** DO THIS **
Which lines have the string "swaps"? Copy all of them from the entries below.

** start **

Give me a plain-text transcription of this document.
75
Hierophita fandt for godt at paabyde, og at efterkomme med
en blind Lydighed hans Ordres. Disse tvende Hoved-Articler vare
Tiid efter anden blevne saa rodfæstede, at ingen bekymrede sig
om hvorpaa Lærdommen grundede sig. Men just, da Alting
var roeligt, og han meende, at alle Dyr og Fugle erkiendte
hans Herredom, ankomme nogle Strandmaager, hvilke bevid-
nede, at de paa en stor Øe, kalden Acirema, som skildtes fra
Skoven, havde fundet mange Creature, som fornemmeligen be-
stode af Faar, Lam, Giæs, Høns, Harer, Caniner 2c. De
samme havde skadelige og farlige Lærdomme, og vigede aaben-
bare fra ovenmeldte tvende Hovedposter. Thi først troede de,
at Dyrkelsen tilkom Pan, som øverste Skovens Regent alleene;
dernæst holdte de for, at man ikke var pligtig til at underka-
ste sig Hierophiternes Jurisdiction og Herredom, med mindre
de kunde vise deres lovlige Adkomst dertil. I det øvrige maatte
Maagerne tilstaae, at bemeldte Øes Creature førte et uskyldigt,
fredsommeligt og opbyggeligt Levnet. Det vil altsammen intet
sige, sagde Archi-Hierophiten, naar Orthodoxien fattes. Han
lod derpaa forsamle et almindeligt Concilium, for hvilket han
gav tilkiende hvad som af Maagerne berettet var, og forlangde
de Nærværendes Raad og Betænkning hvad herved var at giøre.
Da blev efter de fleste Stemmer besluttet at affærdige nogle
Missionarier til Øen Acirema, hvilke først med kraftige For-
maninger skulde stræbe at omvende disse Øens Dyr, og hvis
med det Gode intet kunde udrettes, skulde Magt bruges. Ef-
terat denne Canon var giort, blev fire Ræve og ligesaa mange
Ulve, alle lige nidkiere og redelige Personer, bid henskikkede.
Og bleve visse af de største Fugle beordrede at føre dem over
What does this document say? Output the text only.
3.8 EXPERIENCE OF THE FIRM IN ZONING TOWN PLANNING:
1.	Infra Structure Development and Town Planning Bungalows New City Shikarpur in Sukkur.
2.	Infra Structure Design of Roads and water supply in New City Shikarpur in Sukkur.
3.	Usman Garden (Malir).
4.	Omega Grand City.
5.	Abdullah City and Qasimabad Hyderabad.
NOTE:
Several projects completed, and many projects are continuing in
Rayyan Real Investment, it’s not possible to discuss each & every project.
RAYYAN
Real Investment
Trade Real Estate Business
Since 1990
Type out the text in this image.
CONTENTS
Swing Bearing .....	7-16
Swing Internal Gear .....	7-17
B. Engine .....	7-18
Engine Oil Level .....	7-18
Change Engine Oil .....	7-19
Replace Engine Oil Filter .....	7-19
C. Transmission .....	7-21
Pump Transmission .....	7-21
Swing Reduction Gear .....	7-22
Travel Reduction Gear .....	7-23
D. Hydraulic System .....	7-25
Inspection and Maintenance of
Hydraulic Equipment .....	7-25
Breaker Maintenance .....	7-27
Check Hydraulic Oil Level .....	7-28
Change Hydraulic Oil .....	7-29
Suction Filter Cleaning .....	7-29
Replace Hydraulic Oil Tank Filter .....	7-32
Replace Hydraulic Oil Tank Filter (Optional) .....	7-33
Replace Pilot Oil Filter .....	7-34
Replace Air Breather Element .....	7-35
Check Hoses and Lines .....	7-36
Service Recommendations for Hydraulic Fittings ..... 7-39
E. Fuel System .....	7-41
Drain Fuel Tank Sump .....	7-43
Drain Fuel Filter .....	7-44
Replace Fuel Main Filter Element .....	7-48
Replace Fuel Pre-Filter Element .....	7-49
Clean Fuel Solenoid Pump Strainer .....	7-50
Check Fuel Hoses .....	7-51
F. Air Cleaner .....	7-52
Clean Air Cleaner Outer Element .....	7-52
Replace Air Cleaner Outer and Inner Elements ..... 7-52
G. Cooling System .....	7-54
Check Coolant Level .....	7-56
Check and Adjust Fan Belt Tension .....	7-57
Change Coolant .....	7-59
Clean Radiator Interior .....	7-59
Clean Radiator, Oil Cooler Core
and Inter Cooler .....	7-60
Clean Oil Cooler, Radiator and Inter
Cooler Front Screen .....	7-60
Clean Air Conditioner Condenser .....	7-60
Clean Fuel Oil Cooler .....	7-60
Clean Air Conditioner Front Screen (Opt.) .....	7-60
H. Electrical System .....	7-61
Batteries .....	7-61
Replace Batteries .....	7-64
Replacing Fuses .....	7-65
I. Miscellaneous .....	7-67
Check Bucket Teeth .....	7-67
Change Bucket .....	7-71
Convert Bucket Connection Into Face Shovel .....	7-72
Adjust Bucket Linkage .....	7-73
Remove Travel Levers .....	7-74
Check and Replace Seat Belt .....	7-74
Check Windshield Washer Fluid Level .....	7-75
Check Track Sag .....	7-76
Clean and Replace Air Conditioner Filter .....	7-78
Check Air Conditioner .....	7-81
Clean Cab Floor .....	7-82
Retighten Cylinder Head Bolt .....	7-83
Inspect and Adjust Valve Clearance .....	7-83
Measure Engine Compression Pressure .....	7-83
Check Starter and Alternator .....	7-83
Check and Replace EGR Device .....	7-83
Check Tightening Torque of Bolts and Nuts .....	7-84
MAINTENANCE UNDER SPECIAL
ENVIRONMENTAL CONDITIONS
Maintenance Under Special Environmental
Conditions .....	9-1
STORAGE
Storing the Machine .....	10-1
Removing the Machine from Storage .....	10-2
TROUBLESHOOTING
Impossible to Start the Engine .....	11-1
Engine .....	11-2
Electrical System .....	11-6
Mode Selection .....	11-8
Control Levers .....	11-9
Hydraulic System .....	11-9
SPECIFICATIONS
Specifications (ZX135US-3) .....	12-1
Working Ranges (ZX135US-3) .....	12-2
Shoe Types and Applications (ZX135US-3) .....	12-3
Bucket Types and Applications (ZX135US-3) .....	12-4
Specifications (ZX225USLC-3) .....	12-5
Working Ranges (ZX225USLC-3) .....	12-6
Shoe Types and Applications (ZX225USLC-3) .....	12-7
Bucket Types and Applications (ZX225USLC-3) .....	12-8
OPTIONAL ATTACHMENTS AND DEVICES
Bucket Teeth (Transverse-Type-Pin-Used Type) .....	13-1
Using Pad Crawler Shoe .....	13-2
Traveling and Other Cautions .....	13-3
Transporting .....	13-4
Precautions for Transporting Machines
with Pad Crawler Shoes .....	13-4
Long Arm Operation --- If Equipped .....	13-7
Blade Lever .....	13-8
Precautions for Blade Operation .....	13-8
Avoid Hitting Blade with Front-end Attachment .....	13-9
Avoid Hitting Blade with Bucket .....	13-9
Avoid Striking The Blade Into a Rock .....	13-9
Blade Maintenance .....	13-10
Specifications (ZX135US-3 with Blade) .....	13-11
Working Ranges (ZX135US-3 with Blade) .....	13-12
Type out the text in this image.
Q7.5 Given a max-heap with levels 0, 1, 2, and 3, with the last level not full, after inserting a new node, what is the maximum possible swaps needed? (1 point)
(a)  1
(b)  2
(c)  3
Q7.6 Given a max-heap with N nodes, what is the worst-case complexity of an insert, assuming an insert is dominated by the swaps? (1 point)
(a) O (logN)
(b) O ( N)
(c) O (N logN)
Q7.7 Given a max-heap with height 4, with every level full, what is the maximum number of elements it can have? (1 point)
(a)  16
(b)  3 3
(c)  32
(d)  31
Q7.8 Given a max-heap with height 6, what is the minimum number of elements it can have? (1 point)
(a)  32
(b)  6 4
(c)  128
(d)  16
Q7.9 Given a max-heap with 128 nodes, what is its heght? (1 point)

** end **

** EXERCISE SOLUTION **
Q7.5 Given a max-heap with levels 0, 1, 2, and 3, with the last level not full, after inserting a new node, what is the maximum possible swaps needed? (1 point)
Q7.6 Given a max-heap with N nodes, what is the worst-case complexity of an insert, assuming an insert is dominated by the swaps? (1 point)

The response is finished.